>> Begin

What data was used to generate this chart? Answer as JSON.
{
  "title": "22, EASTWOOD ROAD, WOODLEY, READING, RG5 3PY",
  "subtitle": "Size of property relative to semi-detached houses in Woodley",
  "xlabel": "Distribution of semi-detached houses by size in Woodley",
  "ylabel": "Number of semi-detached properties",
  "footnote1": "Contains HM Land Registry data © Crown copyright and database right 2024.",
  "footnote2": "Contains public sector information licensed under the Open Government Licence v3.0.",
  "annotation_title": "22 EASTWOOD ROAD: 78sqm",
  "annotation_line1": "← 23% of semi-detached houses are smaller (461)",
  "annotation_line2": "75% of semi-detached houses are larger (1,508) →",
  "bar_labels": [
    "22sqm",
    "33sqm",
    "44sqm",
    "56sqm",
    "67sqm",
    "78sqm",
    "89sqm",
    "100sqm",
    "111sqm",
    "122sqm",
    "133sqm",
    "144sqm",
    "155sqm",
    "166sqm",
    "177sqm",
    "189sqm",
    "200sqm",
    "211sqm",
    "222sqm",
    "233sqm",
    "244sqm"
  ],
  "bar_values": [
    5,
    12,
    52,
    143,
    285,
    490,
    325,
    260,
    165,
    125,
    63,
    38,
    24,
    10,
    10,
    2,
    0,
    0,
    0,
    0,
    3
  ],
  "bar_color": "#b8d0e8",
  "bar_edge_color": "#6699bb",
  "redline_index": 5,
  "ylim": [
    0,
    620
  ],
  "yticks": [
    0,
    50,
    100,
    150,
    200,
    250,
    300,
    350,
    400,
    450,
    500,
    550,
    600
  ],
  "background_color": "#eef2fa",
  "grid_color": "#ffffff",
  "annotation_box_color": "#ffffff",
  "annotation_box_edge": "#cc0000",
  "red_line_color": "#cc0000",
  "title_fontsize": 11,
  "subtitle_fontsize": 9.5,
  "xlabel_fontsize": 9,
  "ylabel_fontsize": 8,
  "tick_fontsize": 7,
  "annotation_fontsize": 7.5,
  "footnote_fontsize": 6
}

>> End

> What to do
Extract the complete set of records unchanged.

> Response for this exercise
What data was used to generate this chart? Answer as JSON.
{
  "title": "22, EASTWOOD ROAD, WOODLEY, READING, RG5 3PY",
  "subtitle": "Size of property relative to semi-detached houses in Woodley",
  "xlabel": "Distribution of semi-detached houses by size in Woodley",
  "ylabel": "Number of semi-detached properties",
  "footnote1": "Contains HM Land Registry data © Crown copyright and database right 2024.",
  "footnote2": "Contains public sector information licensed under the Open Government Licence v3.0.",
  "annotation_title": "22 EASTWOOD ROAD: 78sqm",
  "annotation_line1": "← 23% of semi-detached houses are smaller (461)",
  "annotation_line2": "75% of semi-detached houses are larger (1,508) →",
  "bar_labels": [
    "22sqm",
    "33sqm",
    "44sqm",
    "56sqm",
    "67sqm",
    "78sqm",
    "89sqm",
    "100sqm",
    "111sqm",
    "122sqm",
    "133sqm",
    "144sqm",
    "155sqm",
    "166sqm",
    "177sqm",
    "189sqm",
    "200sqm",
    "211sqm",
    "222sqm",
    "233sqm",
    "244sqm"
  ],
  "bar_values": [
    5,
    12,
    52,
    143,
    285,
    490,
    325,
    260,
    165,
    125,
    63,
    38,
    24,
    10,
    10,
    2,
    0,
    0,
    0,
    0,
    3
  ],
  "bar_color": "#b8d0e8",
  "bar_edge_color": "#6699bb",
  "redline_index": 5,
  "ylim": [
    0,
    620
  ],
  "yticks": [
    0,
    50,
    100,
    150,
    200,
    250,
    300,
    350,
    400,
    450,
    500,
    550,
    600
  ],
  "background_color": "#eef2fa",
  "grid_color": "#ffffff",
  "annotation_box_color": "#ffffff",
  "annotation_box_edge": "#cc0000",
  "red_line_color": "#cc0000",
  "title_fontsize": 11,
  "subtitle_fontsize": 9.5,
  "xlabel_fontsize": 9,
  "ylabel_fontsize": 8,
  "tick_fontsize": 7,
  "annotation_fontsize": 7.5,
  "footnote_fontsize": 6
}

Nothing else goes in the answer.